##### Text passage
By Karen Armstrong, October 14, 2014- The Jewish Chronicle- Friday, 17, 2014



One of the received ideas of the modern West is that religion is an essentially private pursuit that should never intrude on public life; it is also thought to be so prone to violence that it must be rigorously excluded from politics. But the secular ideal is a purely Western invention that dates only from the 18th century.

In the pre-modern world, spirituality pervaded all human activities - including politics and warfare - so thoroughly that trying to confine it to a separate sphere would have been like trying to extract the gin from a cocktail. The prophets had harsh words for those members of the ruling class who observed the temple rituals punctiliously but ignored the plight of the poor and, in the Talmud, the rabbis aimed to bring the whole of life within the ambit of the sacred.

Jesus may have told his followers to "render unto Caesar the things that are Caesar's" but, in first-century Palestine, where every Jewish uprising against Rome was inspired by the conviction that the Land of Israel and its produce belonged entirely to God, there was precious little to "give back" to Caesar. The bedrock message of the Quran is that it is good to create a society where the vulnerable are treated with equity and respect, because this was a matter of sacred import.

Before the modern period, therefore, every state ideology was imbued with religion, and because all states depend upon force, warfare acquired a sacral aura but was never divorced from more pragmatic considerations. The Crusades were certainly fuelled by religious passion, but the Pope's goal was also to extend the power of Christendom eastward. The Crusaders definitely believed that they were avenging Christ when they attacked the Jewish communities in Germany, but, as Norman Cohn has shown, the cities of the Rhineland were developing an innovative commercial economy in which Jews played a major role and were resented by both the aristocracy and the poorer townsfolk.

Much of the religiously articulated violence we see today also blends religious with secular concerns. In the ideology of Hamas, nationalism (which has no Islamic roots) melds seamlessly with religious fervour. It seems that disaffected Baathists and members of Saddam's disbanded army are fighting alongside the diehard jihadists of IS, and that the young who hasten to join them have been groomed in internet chat rooms rather than the mosque. MI5's behavioural science unit noted that many of them are not observant Muslims and that some lack basic religious literacy. Two wannabe jihadists ordered Islam for Dummies from Amazon when they set out from Birmingham for Syria last May.
##########
##### Data
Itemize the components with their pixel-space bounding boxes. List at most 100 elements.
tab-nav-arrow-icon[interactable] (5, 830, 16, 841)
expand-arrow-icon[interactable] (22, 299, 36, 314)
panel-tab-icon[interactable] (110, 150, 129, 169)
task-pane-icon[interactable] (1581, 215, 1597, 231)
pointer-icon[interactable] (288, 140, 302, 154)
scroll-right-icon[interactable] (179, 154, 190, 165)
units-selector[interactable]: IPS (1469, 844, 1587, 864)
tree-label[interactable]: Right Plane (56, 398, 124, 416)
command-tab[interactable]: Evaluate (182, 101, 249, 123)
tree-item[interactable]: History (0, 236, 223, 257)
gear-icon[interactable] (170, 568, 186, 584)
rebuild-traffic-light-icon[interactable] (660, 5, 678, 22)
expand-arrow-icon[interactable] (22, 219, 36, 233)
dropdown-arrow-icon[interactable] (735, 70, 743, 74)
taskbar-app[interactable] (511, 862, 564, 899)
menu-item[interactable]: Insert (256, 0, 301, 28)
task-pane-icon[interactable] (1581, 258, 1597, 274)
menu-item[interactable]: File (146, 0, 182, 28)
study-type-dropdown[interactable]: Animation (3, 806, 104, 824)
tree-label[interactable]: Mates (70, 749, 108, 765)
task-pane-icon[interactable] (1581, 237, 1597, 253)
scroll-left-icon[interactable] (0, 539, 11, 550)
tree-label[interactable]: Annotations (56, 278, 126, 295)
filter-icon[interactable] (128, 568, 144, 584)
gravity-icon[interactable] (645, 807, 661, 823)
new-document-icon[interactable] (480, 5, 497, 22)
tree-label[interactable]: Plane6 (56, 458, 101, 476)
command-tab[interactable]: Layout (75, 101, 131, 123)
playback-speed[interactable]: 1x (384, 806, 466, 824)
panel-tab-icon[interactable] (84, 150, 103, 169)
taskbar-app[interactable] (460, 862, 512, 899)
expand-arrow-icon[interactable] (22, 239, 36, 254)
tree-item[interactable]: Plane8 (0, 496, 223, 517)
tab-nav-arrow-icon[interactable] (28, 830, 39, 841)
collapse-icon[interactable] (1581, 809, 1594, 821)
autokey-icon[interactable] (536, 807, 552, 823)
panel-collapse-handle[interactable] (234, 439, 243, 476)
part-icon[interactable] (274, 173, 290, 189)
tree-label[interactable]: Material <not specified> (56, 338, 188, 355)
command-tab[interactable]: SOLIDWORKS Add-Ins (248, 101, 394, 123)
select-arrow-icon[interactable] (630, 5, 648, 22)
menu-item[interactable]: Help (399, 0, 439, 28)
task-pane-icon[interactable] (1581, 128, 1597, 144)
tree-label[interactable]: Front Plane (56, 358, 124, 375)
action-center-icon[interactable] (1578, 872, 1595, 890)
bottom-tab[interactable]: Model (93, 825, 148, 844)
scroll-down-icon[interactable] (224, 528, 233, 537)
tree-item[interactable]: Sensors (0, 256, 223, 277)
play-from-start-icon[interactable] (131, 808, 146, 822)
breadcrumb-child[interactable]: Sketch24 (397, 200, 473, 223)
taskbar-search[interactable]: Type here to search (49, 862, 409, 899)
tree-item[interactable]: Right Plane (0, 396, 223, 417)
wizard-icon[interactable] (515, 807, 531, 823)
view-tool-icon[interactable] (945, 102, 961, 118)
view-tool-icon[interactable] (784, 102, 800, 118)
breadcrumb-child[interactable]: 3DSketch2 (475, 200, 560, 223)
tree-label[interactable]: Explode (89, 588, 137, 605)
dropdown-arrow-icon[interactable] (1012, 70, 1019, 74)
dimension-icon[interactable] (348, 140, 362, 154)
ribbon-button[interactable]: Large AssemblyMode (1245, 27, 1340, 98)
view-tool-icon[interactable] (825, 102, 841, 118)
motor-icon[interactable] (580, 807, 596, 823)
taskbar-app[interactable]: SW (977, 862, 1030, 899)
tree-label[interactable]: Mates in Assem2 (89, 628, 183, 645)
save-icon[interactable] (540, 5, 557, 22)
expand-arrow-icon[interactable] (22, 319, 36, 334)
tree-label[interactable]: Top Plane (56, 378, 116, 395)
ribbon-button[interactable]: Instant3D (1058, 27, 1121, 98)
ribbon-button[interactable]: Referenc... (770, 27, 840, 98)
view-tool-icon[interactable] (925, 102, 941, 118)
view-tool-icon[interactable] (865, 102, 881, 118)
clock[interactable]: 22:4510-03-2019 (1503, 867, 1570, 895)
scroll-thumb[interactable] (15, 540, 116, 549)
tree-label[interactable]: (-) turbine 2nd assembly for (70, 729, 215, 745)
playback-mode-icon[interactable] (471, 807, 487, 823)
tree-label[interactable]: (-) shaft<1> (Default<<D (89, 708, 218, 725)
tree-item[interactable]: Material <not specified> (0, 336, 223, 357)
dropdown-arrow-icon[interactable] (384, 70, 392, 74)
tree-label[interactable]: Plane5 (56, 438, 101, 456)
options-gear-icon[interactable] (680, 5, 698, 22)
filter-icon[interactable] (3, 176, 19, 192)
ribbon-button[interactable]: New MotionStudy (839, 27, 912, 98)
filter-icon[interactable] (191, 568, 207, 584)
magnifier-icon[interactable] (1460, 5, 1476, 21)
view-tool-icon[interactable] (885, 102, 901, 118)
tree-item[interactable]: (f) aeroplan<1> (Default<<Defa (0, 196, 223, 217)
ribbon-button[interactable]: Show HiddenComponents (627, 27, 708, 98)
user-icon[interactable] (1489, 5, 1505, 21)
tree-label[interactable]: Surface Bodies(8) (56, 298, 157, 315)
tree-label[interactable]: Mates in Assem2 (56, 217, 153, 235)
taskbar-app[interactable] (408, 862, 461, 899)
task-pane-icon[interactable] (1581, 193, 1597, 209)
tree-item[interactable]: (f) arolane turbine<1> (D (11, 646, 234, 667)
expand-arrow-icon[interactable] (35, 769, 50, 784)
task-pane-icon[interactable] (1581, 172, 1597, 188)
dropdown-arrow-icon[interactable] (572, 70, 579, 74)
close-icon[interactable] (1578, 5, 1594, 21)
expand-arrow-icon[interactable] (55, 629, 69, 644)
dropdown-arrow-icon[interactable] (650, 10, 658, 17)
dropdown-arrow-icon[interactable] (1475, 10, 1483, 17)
##########
» Work to complete
A. List every book or scripture named in the religion article.
B. Return the part of the religion article that begins with the words containing "One of the received" and ends with "of the sacred.", copied word for word.

» Expected outputs
A.
Talmud
Quran
Islam for Dummies

B.
One of the received ideas of the modern West is that religion is an essentially private pursuit that should never intrude on public life; it is also thought to be so prone to violence that it must be rigorously excluded from politics. But the secular ideal is a purely Western invention that dates only from the 18th century.

In the pre-modern world, spirituality pervaded all human activities - including politics and warfare - so thoroughly that trying to confine it to a separate sphere would have been like trying to extract the gin from a cocktail. The prophets had harsh words for those members of the ruling class who observed the temple rituals punctiliously but ignored the plight of the poor and, in the Talmud, the rabbis aimed to bring the whole of life within the ambit of the sacred.